» PROBLEM
Copy word for word every line from the very start of the items through the line that contains "y-tick-label: 100% <box>40 10 81 22</box>", including that line.

» EXCERPTED RECORDS
<<<<
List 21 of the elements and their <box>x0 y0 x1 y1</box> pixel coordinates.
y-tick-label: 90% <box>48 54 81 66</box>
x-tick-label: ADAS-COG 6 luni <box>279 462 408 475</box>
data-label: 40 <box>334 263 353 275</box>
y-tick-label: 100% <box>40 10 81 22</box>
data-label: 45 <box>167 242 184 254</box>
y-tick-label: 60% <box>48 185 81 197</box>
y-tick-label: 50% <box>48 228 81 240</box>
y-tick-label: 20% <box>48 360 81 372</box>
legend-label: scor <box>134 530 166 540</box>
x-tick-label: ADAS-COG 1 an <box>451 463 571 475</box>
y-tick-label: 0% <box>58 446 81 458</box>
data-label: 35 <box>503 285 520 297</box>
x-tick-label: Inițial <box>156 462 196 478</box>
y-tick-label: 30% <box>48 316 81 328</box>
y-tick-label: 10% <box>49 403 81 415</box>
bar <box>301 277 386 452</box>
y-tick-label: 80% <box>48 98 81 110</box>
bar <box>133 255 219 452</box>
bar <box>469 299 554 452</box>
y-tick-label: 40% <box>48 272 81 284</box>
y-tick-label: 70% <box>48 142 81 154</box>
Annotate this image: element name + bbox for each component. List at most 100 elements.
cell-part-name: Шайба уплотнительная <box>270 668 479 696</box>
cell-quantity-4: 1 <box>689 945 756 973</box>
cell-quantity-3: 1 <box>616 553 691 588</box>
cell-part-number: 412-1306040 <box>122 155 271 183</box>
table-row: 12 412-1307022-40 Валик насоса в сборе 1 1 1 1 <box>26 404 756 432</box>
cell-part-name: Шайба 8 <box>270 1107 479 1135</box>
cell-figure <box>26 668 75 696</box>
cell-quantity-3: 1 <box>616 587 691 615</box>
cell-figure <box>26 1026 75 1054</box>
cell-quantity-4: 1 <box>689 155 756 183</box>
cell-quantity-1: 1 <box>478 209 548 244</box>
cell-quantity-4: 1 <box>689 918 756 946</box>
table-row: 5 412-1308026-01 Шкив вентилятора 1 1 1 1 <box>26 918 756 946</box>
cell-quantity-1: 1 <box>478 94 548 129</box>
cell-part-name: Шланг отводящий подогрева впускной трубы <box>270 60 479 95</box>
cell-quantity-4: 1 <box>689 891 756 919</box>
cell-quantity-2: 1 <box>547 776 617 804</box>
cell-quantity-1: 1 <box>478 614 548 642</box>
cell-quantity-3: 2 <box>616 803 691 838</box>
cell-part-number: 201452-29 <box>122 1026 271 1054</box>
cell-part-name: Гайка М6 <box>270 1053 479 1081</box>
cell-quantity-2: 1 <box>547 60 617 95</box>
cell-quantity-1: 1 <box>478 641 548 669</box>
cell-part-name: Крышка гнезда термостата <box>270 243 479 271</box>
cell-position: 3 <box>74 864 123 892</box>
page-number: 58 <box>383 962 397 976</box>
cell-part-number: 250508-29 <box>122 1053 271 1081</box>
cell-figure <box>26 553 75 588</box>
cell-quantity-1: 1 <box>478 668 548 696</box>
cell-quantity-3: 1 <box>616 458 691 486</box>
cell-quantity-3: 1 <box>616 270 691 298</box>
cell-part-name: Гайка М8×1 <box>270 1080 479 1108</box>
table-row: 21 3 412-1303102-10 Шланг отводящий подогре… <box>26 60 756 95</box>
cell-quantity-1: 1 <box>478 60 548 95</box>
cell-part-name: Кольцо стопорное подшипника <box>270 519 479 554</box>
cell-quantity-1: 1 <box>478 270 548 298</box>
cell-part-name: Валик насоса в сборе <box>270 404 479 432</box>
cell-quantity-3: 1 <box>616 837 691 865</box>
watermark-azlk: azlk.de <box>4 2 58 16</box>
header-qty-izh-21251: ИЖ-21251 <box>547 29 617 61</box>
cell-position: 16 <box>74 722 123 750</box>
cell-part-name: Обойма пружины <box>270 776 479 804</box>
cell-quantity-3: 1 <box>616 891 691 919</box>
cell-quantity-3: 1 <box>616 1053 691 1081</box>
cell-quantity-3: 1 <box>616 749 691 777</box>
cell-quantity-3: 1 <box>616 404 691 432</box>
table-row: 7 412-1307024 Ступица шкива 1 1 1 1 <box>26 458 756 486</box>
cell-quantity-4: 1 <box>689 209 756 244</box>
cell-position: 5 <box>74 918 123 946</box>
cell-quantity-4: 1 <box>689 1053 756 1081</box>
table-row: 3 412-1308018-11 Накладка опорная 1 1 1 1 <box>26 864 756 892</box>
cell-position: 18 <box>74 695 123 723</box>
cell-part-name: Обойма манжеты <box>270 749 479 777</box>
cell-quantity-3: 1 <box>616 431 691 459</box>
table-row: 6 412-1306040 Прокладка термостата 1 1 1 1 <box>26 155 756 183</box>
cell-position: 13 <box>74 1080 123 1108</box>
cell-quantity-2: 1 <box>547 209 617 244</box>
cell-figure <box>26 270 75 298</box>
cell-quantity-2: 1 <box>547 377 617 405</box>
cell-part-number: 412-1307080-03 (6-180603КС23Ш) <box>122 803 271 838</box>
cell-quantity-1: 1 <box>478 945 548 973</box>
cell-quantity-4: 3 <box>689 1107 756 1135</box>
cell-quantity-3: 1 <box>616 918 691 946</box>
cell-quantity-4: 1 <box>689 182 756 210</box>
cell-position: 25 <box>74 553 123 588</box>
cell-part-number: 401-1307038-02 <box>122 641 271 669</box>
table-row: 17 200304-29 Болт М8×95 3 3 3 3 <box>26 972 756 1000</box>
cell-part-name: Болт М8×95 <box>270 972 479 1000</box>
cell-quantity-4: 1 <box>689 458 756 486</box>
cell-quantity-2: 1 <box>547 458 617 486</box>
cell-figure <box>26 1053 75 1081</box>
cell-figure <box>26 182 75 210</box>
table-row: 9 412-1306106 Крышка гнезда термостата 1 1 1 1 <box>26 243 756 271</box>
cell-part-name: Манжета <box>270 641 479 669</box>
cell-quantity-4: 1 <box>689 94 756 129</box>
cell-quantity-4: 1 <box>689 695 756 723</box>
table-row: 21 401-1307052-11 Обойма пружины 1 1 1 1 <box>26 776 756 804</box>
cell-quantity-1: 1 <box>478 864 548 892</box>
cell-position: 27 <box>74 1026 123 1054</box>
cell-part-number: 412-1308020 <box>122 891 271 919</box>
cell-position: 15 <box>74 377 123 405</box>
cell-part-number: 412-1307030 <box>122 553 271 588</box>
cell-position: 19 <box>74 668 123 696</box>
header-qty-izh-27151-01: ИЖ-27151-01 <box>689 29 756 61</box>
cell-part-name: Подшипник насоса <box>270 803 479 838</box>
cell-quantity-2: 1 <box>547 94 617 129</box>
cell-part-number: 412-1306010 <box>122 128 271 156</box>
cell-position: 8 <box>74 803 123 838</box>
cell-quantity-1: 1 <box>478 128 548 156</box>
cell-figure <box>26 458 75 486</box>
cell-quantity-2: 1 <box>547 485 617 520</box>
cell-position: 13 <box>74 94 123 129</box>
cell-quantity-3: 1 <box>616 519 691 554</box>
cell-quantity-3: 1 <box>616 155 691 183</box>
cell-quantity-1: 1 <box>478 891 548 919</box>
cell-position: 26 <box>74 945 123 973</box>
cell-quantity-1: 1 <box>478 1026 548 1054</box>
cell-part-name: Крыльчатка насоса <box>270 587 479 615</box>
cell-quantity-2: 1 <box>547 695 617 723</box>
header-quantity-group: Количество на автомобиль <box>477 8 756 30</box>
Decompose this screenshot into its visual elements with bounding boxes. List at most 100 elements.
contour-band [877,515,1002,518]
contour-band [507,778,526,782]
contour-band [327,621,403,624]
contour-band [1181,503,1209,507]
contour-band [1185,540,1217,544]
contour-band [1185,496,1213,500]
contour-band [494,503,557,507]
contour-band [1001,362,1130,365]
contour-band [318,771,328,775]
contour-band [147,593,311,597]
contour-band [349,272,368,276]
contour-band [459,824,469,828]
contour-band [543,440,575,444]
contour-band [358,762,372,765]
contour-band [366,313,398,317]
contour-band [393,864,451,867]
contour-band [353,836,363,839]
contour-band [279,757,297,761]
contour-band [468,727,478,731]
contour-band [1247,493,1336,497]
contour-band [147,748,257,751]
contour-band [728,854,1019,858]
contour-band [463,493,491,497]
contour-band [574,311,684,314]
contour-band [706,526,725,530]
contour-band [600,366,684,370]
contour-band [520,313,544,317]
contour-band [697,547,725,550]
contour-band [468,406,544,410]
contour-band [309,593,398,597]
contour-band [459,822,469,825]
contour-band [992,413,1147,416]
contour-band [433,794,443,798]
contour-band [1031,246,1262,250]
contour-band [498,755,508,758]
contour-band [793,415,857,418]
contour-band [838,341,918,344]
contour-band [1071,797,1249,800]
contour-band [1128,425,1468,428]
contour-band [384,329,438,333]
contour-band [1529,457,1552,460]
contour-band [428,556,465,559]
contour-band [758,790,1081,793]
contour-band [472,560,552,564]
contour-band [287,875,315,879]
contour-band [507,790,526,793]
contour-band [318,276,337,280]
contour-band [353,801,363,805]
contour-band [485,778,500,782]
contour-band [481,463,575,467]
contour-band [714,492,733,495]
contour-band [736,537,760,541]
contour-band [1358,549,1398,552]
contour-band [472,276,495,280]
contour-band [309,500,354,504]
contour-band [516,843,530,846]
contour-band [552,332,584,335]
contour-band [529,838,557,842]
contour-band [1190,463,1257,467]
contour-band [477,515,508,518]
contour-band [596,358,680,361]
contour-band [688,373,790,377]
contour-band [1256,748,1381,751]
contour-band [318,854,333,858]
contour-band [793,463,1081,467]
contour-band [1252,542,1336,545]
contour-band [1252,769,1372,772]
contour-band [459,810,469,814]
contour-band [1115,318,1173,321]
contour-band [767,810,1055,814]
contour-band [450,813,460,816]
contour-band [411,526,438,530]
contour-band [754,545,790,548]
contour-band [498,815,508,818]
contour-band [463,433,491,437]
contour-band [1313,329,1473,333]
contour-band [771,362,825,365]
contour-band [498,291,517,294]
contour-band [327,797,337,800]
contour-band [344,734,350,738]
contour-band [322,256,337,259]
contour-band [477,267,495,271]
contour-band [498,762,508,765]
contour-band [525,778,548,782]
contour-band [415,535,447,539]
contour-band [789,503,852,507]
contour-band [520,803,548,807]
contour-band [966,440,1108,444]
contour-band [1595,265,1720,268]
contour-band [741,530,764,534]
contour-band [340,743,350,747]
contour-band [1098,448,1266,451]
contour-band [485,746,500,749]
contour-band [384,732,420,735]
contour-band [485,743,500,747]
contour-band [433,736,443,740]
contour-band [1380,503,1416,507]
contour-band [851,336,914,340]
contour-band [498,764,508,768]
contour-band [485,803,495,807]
>>>>
» THE OUTPUT
List 21 of the elements and their <box>x0 y0 x1 y1</box> pixel coordinates.
y-tick-label: 90% <box>48 54 81 66</box>
x-tick-label: ADAS-COG 6 luni <box>279 462 408 475</box>
data-label: 40 <box>334 263 353 275</box>
y-tick-label: 100% <box>40 10 81 22</box>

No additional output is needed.